* AIM OF THE TASK *
Rewrite the listing below, changing every "风险指数" to "风险评分" and leaving everything else unchanged.

--- BEGIN MATERIAL FOR THIS EXERCISE ---

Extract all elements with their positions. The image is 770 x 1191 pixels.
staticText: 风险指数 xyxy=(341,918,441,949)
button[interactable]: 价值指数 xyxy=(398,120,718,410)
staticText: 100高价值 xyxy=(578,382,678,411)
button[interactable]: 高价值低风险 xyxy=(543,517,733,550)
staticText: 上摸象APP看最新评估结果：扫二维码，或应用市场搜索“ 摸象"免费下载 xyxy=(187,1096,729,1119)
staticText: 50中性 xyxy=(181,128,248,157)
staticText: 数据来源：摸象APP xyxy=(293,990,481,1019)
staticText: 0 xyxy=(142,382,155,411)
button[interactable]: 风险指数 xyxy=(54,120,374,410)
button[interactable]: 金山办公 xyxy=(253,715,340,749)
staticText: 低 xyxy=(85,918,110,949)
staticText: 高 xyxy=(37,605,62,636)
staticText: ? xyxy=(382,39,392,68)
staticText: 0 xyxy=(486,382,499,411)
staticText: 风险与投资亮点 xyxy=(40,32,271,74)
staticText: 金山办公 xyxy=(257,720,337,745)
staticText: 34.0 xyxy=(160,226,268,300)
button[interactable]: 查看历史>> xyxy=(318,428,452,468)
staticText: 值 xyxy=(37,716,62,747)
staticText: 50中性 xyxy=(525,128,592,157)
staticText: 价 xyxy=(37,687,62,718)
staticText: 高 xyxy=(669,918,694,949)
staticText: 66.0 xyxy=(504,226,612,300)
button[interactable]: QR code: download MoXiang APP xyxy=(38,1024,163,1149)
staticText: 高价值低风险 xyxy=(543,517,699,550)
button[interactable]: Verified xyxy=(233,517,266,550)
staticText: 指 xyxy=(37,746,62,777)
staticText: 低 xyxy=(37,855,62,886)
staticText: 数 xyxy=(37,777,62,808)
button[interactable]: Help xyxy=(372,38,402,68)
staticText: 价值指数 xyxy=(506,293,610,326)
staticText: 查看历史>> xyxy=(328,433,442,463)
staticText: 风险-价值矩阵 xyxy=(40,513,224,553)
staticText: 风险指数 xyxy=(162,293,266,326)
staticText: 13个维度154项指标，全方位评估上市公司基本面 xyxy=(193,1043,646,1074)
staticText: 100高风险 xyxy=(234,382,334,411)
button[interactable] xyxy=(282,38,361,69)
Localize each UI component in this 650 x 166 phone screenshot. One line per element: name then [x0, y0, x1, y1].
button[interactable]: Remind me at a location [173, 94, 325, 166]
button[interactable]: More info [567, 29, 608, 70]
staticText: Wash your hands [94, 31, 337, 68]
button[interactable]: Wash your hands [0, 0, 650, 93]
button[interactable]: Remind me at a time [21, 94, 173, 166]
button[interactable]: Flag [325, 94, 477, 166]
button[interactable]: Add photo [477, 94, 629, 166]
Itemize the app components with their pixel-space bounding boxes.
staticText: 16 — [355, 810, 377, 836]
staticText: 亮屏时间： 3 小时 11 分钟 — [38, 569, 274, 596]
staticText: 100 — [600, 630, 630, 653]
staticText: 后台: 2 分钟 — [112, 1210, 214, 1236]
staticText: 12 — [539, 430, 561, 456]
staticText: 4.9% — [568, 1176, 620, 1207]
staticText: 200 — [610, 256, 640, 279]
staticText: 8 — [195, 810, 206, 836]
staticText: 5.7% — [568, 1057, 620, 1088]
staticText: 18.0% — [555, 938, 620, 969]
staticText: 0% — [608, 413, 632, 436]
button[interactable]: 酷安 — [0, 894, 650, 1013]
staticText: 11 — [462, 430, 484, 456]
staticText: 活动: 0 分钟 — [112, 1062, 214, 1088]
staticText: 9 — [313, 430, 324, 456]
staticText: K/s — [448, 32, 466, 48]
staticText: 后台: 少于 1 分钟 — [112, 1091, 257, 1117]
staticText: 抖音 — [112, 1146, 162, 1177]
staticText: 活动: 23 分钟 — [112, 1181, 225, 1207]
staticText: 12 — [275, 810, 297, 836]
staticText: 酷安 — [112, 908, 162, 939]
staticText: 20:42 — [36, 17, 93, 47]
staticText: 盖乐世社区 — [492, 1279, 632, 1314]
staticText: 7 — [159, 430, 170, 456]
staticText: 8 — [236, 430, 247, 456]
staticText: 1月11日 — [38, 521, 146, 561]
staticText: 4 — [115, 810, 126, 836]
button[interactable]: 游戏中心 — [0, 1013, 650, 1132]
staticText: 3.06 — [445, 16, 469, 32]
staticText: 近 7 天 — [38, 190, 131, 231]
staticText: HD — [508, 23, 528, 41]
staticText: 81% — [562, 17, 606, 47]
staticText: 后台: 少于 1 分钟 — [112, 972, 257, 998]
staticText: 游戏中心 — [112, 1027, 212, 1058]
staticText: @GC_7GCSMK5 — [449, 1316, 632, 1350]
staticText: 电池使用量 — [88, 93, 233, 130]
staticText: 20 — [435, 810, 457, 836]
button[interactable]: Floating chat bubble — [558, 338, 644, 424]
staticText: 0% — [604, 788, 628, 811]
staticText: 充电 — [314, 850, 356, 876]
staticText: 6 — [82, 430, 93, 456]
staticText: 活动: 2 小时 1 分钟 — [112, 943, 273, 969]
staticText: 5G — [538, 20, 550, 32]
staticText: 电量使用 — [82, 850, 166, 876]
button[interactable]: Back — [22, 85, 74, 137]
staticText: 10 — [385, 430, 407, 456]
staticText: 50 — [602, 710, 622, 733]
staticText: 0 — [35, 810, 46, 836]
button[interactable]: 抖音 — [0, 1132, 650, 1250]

--- END MATERIAL FOR THIS EXERCISE ---

* FINISHED TASK *
Extract all elements with their positions. The image is 770 x 1191 pixels.
staticText: 风险评分 xyxy=(341,918,441,949)
button[interactable]: 价值指数 xyxy=(398,120,718,410)
staticText: 100高价值 xyxy=(578,382,678,411)
button[interactable]: 高价值低风险 xyxy=(543,517,733,550)
staticText: 上摸象APP看最新评估结果：扫二维码，或应用市场搜索“ 摸象"免费下载 xyxy=(187,1096,729,1119)
staticText: 50中性 xyxy=(181,128,248,157)
staticText: 数据来源：摸象APP xyxy=(293,990,481,1019)
staticText: 0 xyxy=(142,382,155,411)
button[interactable]: 风险评分 xyxy=(54,120,374,410)
button[interactable]: 金山办公 xyxy=(253,715,340,749)
staticText: 低 xyxy=(85,918,110,949)
staticText: 高 xyxy=(37,605,62,636)
staticText: ? xyxy=(382,39,392,68)
staticText: 0 xyxy=(486,382,499,411)
staticText: 风险与投资亮点 xyxy=(40,32,271,74)
staticText: 金山办公 xyxy=(257,720,337,745)
staticText: 34.0 xyxy=(160,226,268,300)
button[interactable]: 查看历史>> xyxy=(318,428,452,468)
staticText: 值 xyxy=(37,716,62,747)
staticText: 50中性 xyxy=(525,128,592,157)
staticText: 价 xyxy=(37,687,62,718)
staticText: 高 xyxy=(669,918,694,949)
staticText: 66.0 xyxy=(504,226,612,300)
button[interactable]: QR code: download MoXiang APP xyxy=(38,1024,163,1149)
staticText: 高价值低风险 xyxy=(543,517,699,550)
button[interactable]: Verified xyxy=(233,517,266,550)
staticText: 指 xyxy=(37,746,62,777)
staticText: 低 xyxy=(37,855,62,886)
staticText: 数 xyxy=(37,777,62,808)
button[interactable]: Help xyxy=(372,38,402,68)
staticText: 价值指数 xyxy=(506,293,610,326)
staticText: 查看历史>> xyxy=(328,433,442,463)
staticText: 风险-价值矩阵 xyxy=(40,513,224,553)
staticText: 风险评分 xyxy=(162,293,266,326)
staticText: 13个维度154项指标，全方位评估上市公司基本面 xyxy=(193,1043,646,1074)
staticText: 100高风险 xyxy=(234,382,334,411)
button[interactable] xyxy=(282,38,361,69)
Localize each UI component in this 650 x 166 phone screenshot. One line per element: name then [x0, y0, x1, y1].
button[interactable]: Remind me at a location [173, 94, 325, 166]
button[interactable]: More info [567, 29, 608, 70]
staticText: Wash your hands [94, 31, 337, 68]
button[interactable]: Wash your hands [0, 0, 650, 93]
button[interactable]: Remind me at a time [21, 94, 173, 166]
button[interactable]: Flag [325, 94, 477, 166]
button[interactable]: Add photo [477, 94, 629, 166]
Itemize the app components with their pixel-space bounding boxes.
staticText: 16 — [355, 810, 377, 836]
staticText: 亮屏时间： 3 小时 11 分钟 — [38, 569, 274, 596]
staticText: 100 — [600, 630, 630, 653]
staticText: 后台: 2 分钟 — [112, 1210, 214, 1236]
staticText: 12 — [539, 430, 561, 456]
staticText: 4.9% — [568, 1176, 620, 1207]
staticText: 200 — [610, 256, 640, 279]
staticText: 8 — [195, 810, 206, 836]
staticText: 5.7% — [568, 1057, 620, 1088]
staticText: 18.0% — [555, 938, 620, 969]
staticText: 0% — [608, 413, 632, 436]
button[interactable]: 酷安 — [0, 894, 650, 1013]
staticText: 11 — [462, 430, 484, 456]
staticText: 活动: 0 分钟 — [112, 1062, 214, 1088]
staticText: 9 — [313, 430, 324, 456]
staticText: K/s — [448, 32, 466, 48]
staticText: 后台: 少于 1 分钟 — [112, 1091, 257, 1117]
staticText: 抖音 — [112, 1146, 162, 1177]
staticText: 活动: 23 分钟 — [112, 1181, 225, 1207]
staticText: 12 — [275, 810, 297, 836]
staticText: 酷安 — [112, 908, 162, 939]
staticText: 20:42 — [36, 17, 93, 47]
staticText: 盖乐世社区 — [492, 1279, 632, 1314]
staticText: 7 — [159, 430, 170, 456]
staticText: 8 — [236, 430, 247, 456]
staticText: 1月11日 — [38, 521, 146, 561]
staticText: 4 — [115, 810, 126, 836]
button[interactable]: 游戏中心 — [0, 1013, 650, 1132]
staticText: 3.06 — [445, 16, 469, 32]
staticText: 近 7 天 — [38, 190, 131, 231]
staticText: HD — [508, 23, 528, 41]
staticText: 81% — [562, 17, 606, 47]
staticText: 后台: 少于 1 分钟 — [112, 972, 257, 998]
staticText: 游戏中心 — [112, 1027, 212, 1058]
staticText: @GC_7GCSMK5 — [449, 1316, 632, 1350]
staticText: 电池使用量 — [88, 93, 233, 130]
staticText: 20 — [435, 810, 457, 836]
button[interactable]: Floating chat bubble — [558, 338, 644, 424]
staticText: 0% — [604, 788, 628, 811]
staticText: 充电 — [314, 850, 356, 876]
staticText: 6 — [82, 430, 93, 456]
staticText: 活动: 2 小时 1 分钟 — [112, 943, 273, 969]
staticText: 5G — [538, 20, 550, 32]
staticText: 电量使用 — [82, 850, 166, 876]
button[interactable]: Back — [22, 85, 74, 137]
staticText: 10 — [385, 430, 407, 456]
staticText: 50 — [602, 710, 622, 733]
staticText: 0 — [35, 810, 46, 836]
button[interactable]: 抖音 — [0, 1132, 650, 1250]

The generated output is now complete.